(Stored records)
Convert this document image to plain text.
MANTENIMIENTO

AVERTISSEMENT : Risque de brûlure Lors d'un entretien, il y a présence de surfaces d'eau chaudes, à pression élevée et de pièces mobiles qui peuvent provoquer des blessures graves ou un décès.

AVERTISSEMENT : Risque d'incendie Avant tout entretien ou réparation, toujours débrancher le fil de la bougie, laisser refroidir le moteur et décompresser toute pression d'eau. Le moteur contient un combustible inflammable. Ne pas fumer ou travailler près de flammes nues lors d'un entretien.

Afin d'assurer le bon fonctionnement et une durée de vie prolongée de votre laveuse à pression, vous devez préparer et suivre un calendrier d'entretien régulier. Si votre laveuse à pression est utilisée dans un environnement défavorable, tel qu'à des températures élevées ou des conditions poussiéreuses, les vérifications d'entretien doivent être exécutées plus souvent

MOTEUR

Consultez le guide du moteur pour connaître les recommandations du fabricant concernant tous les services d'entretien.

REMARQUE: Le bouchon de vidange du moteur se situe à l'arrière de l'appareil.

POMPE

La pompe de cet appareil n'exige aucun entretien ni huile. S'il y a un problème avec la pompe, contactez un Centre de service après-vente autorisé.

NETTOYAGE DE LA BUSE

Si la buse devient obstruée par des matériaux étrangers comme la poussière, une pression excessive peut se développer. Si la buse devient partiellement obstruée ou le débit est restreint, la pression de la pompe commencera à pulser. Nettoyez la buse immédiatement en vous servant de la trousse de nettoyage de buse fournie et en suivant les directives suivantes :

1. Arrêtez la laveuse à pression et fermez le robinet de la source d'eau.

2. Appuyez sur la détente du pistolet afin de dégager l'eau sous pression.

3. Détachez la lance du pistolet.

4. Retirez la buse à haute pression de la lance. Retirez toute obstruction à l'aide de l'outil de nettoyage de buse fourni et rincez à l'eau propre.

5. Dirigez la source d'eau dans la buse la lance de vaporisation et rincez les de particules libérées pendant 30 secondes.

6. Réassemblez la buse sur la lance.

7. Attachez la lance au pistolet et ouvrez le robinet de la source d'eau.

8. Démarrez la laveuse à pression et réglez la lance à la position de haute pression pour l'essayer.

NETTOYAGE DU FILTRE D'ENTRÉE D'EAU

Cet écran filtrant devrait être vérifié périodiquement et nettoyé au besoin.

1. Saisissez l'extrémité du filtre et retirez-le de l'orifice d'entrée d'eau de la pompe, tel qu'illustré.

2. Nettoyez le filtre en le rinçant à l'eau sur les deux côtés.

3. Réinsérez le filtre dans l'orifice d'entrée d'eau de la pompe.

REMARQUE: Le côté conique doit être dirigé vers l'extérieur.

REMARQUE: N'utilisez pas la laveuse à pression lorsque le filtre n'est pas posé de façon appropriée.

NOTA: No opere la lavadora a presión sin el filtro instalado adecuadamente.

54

§ **WHAT THE TASK REQUIRES**:
Identify and extract each line of the listing that contains "source".

§ **EXERCISE RESPONSE**:
1. Arrêtez la laveuse à pression et fermez le robinet de la source d'eau.
5. Dirigez la source d'eau dans la buse la lance de vaporisation et rincez les de particules libérées pendant 30 secondes.
7. Attachez la lance au pistolet et ouvrez le robinet de la source d'eau.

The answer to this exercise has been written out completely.